SHORT TASK A: Please translate the sentence "It was not possible to date this building." from the text on the Bronx housing building into Spanish.

Struck
What is that? I thought, walking up Morris Avenue. We were on a site tour of the South Bronx, weaving our way north from the waterfront on 135th Street, heading to the must-see Via Verde.1 Past the numerous car repair shops and unexpectedly bucolic public housing, there it was—a striking, full-block building along 149th Street, made of a single beige-colored brick, sculpted to various heights, clearly housing (given the repetitive windows) but astonishingly composed to be entirely non-repetitive, a whole. I was amazed. Here was a building, in New York, reminiscent of 1990s Berlin in its strict adherence to a rigorous street wall and the principles of punched façades, and yet much more playful, as if the result of one of those 2000s Dutch urban design books, written to stimulate variation within a set of rules. It was not possible to date this building. Perhaps the 1980s? The 1970s were not yet a time of such strict street-wall urban design, but in the 1980s, the then abandoned and burnt-out Bronx was being repopulated by single-family homes, not multi-family structures. And by the 1990s housing had become ornamented again. The building’s audacious embrace of low-, mid-, and high-rise; its integration of commercial space all along 149th Street; its willingness to embrace the density of urban residential architecture instead of trying to be pretty—made it at once old and new.
Discourse
After identifying the building by its address as the “Michelangelo Apartments,” I search the reliable troves of New York City building history. Nothing in Stern.2 Nothing in Plunz.3 Nothing in the Avery Index.4 The first published clue I find in the generally recognized body of architectural knowledge is in the third edition of Willensky and White’s AIA Guide to New York City.5 In it, the authors focus exclusively on Michelangelo’s façades, characterizing them as “flat, uninteresting.” For including the building, I pardon their dismissive tone—attributable to the book’s postmodern times—and thank them for dating the building to 1975, identifying the architects, Weiner & Gran and Jarmul & Brizee, as well as the sponsor, the New York State Urban Development Corporation (UDC). When I find Warren Gran, he is happy to talk (“you must be one of three people who likes this building”), sends me what he has in his files, and agrees to speak more extensively in person. But alas, neither Gran nor David Kriegel, a later professional partner, have many images in their files. The professional record of this building, originally referred to as “Melrose D-1,” consists of one site plan, one cross-section, one overall axonometric, one exterior photograph, and four courtyard photographs. Not a single floor plan! This prompts two parallel questions: What does it mean for architectural discourse when a major (and remarkable) building is never reviewed or published? And what does it mean for architectural history when there is hardly a record left to work from? Clearly, there are many buildings that go unwritten, since editors (and authors) select the ones they want to hail, not dismantle. Clearly, some architects consider their work to be of supreme importance and save everything from the very earliest moment, while others don’t. But in an odd way, Melrose D-1 is a building that appears to be discursive—it puts forth a clear proposition for housing and how it should address the city—but neither it nor its architects ever found a place in that discourse.

DATASET ENTRIES:
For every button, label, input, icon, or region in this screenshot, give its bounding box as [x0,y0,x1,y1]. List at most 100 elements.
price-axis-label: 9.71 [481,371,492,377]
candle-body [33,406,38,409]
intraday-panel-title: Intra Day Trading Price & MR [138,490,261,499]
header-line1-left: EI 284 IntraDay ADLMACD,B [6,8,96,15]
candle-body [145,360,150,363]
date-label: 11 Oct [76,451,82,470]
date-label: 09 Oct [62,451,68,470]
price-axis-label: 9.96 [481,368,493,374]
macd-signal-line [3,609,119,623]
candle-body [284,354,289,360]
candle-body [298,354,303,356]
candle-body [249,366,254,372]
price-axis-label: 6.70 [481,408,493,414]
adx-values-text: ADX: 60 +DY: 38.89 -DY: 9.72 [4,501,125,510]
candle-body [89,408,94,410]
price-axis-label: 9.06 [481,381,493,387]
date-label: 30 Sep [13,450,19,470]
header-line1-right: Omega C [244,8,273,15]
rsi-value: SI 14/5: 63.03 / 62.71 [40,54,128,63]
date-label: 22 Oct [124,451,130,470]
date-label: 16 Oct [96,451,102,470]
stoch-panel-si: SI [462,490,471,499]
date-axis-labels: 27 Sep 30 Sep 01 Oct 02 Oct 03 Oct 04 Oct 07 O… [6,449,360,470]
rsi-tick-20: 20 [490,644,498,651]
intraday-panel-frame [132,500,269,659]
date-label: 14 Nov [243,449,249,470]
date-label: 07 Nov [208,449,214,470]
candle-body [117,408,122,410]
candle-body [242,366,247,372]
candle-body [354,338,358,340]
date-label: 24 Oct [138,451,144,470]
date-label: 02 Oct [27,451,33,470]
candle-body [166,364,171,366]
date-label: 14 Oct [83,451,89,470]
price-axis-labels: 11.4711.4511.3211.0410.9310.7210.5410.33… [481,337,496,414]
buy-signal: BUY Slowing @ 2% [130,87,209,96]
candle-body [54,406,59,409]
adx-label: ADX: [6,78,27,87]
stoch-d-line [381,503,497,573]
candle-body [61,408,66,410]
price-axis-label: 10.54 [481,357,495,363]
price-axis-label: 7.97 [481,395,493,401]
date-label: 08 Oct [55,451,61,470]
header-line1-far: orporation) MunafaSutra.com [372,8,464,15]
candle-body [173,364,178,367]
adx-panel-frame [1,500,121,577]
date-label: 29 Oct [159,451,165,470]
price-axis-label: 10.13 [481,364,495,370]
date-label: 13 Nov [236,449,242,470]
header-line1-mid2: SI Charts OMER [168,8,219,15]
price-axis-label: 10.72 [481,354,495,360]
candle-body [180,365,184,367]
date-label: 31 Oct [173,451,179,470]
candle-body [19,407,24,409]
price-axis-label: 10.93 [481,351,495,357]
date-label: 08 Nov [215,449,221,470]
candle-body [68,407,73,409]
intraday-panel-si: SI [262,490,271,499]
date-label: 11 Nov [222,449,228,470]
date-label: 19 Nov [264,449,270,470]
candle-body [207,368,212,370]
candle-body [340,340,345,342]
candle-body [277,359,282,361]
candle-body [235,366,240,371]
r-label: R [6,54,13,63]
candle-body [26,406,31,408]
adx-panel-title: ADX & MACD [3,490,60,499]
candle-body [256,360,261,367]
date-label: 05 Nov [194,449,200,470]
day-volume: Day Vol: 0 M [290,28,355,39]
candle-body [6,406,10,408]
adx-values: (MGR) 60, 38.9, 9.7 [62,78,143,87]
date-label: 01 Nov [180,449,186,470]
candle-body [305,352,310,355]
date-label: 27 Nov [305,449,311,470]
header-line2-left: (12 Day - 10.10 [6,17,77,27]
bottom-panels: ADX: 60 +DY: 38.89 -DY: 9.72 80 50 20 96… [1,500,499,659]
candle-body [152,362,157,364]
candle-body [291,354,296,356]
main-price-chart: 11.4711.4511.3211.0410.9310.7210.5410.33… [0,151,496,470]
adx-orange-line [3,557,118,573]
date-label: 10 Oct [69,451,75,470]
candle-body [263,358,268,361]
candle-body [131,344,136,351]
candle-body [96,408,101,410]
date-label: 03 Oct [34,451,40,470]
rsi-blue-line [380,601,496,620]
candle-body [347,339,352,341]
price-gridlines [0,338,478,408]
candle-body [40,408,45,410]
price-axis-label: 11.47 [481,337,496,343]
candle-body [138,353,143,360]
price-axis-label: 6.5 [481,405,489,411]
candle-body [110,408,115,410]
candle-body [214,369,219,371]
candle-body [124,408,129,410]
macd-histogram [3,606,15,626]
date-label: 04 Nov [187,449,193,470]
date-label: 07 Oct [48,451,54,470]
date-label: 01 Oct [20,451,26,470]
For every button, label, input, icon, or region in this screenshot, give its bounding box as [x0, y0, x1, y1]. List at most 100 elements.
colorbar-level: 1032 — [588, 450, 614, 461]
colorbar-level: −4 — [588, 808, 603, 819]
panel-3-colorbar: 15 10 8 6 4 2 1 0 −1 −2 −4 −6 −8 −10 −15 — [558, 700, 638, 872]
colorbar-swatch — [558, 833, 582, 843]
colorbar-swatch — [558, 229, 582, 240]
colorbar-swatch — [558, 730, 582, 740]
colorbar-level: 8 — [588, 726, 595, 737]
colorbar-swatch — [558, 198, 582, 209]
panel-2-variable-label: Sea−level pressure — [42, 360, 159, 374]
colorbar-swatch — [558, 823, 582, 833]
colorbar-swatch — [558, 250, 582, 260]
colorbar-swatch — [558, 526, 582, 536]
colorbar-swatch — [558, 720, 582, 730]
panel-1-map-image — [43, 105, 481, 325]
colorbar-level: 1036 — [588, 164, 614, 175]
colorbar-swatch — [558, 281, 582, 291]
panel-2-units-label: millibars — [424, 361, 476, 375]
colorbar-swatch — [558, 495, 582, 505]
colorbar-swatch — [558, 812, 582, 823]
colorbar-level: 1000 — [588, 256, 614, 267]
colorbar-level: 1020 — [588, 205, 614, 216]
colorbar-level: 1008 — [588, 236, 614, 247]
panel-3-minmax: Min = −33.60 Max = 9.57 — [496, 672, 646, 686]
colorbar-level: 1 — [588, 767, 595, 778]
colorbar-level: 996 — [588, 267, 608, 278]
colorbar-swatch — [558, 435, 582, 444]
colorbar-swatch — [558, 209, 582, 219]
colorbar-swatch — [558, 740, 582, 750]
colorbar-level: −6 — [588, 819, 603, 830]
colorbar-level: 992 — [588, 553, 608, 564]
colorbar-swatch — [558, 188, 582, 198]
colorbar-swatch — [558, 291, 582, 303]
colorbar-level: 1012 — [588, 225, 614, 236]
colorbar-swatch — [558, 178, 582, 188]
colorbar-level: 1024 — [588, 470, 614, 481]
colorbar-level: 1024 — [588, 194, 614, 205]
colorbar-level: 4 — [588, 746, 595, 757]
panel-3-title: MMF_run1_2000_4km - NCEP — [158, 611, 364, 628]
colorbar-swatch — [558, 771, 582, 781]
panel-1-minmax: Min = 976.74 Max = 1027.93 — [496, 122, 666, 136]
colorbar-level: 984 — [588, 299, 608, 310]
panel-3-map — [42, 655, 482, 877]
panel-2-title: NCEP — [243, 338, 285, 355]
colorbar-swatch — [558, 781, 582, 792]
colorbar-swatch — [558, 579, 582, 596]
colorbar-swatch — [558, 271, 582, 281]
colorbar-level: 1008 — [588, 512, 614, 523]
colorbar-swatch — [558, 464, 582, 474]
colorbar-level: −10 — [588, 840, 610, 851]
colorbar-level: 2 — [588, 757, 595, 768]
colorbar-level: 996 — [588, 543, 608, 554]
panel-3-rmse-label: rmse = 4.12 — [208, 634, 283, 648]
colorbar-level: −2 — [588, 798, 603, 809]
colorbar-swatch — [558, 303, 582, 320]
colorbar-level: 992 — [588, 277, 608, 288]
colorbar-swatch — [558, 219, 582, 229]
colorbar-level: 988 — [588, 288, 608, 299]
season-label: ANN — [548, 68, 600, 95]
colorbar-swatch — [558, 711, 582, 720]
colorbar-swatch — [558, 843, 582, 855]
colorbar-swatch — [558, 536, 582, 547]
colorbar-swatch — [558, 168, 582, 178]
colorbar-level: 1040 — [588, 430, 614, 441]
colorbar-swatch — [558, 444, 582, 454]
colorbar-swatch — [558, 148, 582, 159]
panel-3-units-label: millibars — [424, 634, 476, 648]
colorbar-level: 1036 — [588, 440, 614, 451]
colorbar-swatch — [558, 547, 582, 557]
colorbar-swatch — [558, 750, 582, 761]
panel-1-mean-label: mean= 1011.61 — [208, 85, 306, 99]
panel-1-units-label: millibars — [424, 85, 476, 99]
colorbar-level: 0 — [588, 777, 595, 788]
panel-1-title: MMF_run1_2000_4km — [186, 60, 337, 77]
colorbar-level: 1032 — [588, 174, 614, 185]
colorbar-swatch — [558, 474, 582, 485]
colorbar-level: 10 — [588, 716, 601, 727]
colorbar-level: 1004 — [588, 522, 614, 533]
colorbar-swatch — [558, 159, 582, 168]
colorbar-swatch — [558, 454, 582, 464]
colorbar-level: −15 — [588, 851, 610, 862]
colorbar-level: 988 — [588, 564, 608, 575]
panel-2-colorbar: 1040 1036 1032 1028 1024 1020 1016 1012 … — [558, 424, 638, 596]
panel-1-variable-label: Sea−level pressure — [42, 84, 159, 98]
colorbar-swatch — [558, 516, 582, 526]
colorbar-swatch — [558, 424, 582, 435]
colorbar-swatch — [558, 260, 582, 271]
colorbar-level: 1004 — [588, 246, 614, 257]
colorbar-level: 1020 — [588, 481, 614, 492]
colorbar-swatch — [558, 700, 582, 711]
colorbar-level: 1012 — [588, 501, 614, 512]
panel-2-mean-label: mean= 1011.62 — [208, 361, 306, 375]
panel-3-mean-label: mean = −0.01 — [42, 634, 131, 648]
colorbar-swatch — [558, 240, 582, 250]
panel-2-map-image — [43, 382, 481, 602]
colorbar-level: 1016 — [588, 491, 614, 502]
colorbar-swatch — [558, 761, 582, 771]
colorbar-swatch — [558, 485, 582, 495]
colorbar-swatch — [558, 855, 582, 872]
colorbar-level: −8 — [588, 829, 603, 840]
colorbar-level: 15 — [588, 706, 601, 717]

SHORT TASK B: In the records, swap "screenshot" for "image" across the stretch from their start through the line containing "intraday-panel-title: Intra Day". Return only those lines, leaving everything else unchanged.

FINAL ANSWER A: No era posible fechar este edificio.

FINAL ANSWER B:
For every button, label, input, icon, or region in this image, give its bounding box as [x0,y0,x1,y1]. List at most 100 elements.
price-axis-label: 9.71 [481,371,492,377]
candle-body [33,406,38,409]
intraday-panel-title: Intra Day Trading Price & MR [138,490,261,499]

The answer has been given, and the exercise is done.